(WHAT THIS TASK INVOLVES)
Please print all of the data below again, keeping every line and character unchanged.

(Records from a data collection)
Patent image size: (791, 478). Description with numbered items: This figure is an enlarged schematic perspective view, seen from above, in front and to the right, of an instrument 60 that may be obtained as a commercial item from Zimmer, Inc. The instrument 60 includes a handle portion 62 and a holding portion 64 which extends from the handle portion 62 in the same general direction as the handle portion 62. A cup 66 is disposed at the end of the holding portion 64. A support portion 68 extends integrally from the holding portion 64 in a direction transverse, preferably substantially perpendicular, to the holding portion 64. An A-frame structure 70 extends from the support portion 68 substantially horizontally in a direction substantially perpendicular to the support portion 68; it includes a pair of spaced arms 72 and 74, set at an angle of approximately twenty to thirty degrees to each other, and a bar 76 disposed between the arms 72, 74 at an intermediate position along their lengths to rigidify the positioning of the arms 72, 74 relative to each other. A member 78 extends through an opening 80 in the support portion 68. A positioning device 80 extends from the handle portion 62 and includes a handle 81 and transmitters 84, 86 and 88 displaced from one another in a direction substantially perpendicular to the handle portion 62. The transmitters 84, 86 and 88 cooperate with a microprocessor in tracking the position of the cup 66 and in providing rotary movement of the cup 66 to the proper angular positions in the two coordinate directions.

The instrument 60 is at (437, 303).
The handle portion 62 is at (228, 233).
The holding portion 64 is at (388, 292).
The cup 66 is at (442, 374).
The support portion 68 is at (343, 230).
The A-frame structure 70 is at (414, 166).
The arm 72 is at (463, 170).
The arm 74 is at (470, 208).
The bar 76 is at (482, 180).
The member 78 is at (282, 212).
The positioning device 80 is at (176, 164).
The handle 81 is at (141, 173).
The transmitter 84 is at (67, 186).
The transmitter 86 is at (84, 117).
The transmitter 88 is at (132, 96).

(PROBLEM SOLUTION)
Patent image size: (791, 478). Description with numbered items: This figure is an enlarged schematic perspective view, seen from above, in front and to the right, of an instrument 60 that may be obtained as a commercial item from Zimmer, Inc. The instrument 60 includes a handle portion 62 and a holding portion 64 which extends from the handle portion 62 in the same general direction as the handle portion 62. A cup 66 is disposed at the end of the holding portion 64. A support portion 68 extends integrally from the holding portion 64 in a direction transverse, preferably substantially perpendicular, to the holding portion 64. An A-frame structure 70 extends from the support portion 68 substantially horizontally in a direction substantially perpendicular to the support portion 68; it includes a pair of spaced arms 72 and 74, set at an angle of approximately twenty to thirty degrees to each other, and a bar 76 disposed between the arms 72, 74 at an intermediate position along their lengths to rigidify the positioning of the arms 72, 74 relative to each other. A member 78 extends through an opening 80 in the support portion 68. A positioning device 80 extends from the handle portion 62 and includes a handle 81 and transmitters 84, 86 and 88 displaced from one another in a direction substantially perpendicular to the handle portion 62. The transmitters 84, 86 and 88 cooperate with a microprocessor in tracking the position of the cup 66 and in providing rotary movement of the cup 66 to the proper angular positions in the two coordinate directions.

The instrument 60 is at (437, 303).
The handle portion 62 is at (228, 233).
The holding portion 64 is at (388, 292).
The cup 66 is at (442, 374).
The support portion 68 is at (343, 230).
The A-frame structure 70 is at (414, 166).
The arm 72 is at (463, 170).
The arm 74 is at (470, 208).
The bar 76 is at (482, 180).
The member 78 is at (282, 212).
The positioning device 80 is at (176, 164).
The handle 81 is at (141, 173).
The transmitter 84 is at (67, 186).
The transmitter 86 is at (84, 117).
The transmitter 88 is at (132, 96).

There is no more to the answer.